EXTRACTED INFORMATION.
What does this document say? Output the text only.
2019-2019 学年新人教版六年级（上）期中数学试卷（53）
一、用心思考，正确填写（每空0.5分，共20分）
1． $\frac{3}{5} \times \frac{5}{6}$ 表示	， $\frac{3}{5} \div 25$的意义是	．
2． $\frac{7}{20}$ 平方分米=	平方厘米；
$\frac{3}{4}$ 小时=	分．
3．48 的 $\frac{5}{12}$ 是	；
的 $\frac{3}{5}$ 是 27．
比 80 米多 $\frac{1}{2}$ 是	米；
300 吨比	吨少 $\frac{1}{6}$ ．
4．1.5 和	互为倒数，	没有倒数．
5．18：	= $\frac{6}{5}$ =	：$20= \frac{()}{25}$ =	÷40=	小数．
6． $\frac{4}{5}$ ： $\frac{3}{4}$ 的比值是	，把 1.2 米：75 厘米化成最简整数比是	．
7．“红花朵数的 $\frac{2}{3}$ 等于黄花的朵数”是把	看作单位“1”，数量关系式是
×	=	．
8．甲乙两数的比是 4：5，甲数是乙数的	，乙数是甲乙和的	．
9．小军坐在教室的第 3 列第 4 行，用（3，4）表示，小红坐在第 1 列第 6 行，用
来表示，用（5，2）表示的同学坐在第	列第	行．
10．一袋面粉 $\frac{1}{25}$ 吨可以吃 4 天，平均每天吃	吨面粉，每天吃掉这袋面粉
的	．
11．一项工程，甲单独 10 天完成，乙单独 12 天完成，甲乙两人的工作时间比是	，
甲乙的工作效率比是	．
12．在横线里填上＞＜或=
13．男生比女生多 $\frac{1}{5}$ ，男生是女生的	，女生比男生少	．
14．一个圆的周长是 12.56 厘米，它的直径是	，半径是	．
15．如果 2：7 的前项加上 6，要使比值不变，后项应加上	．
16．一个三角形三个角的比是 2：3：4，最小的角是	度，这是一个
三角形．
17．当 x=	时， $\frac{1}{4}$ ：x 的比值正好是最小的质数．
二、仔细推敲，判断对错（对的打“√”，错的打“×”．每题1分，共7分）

PROBLEM DETAILS.
Exact output of every entry is required.

TASK RESPONSE.
What does this document say? Output the text only.
2019-2019 学年新人教版六年级（上）期中数学试卷（53）
一、用心思考，正确填写（每空0.5分，共20分）
1． $\frac{3}{5} \times \frac{5}{6}$ 表示	， $\frac{3}{5} \div 25$的意义是	．
2． $\frac{7}{20}$ 平方分米=	平方厘米；
$\frac{3}{4}$ 小时=	分．
3．48 的 $\frac{5}{12}$ 是	；
的 $\frac{3}{5}$ 是 27．
比 80 米多 $\frac{1}{2}$ 是	米；
300 吨比	吨少 $\frac{1}{6}$ ．
4．1.5 和	互为倒数，	没有倒数．
5．18：	= $\frac{6}{5}$ =	：$20= \frac{()}{25}$ =	÷40=	小数．
6． $\frac{4}{5}$ ： $\frac{3}{4}$ 的比值是	，把 1.2 米：75 厘米化成最简整数比是	．
7．“红花朵数的 $\frac{2}{3}$ 等于黄花的朵数”是把	看作单位“1”，数量关系式是
×	=	．
8．甲乙两数的比是 4：5，甲数是乙数的	，乙数是甲乙和的	．
9．小军坐在教室的第 3 列第 4 行，用（3，4）表示，小红坐在第 1 列第 6 行，用
来表示，用（5，2）表示的同学坐在第	列第	行．
10．一袋面粉 $\frac{1}{25}$ 吨可以吃 4 天，平均每天吃	吨面粉，每天吃掉这袋面粉
的	．
11．一项工程，甲单独 10 天完成，乙单独 12 天完成，甲乙两人的工作时间比是	，
甲乙的工作效率比是	．
12．在横线里填上＞＜或=
13．男生比女生多 $\frac{1}{5}$ ，男生是女生的	，女生比男生少	．
14．一个圆的周长是 12.56 厘米，它的直径是	，半径是	．
15．如果 2：7 的前项加上 6，要使比值不变，后项应加上	．
16．一个三角形三个角的比是 2：3：4，最小的角是	度，这是一个
三角形．
17．当 x=	时， $\frac{1}{4}$ ：x 的比值正好是最小的质数．
二、仔细推敲，判断对错（对的打“√”，错的打“×”．每题1分，共7分）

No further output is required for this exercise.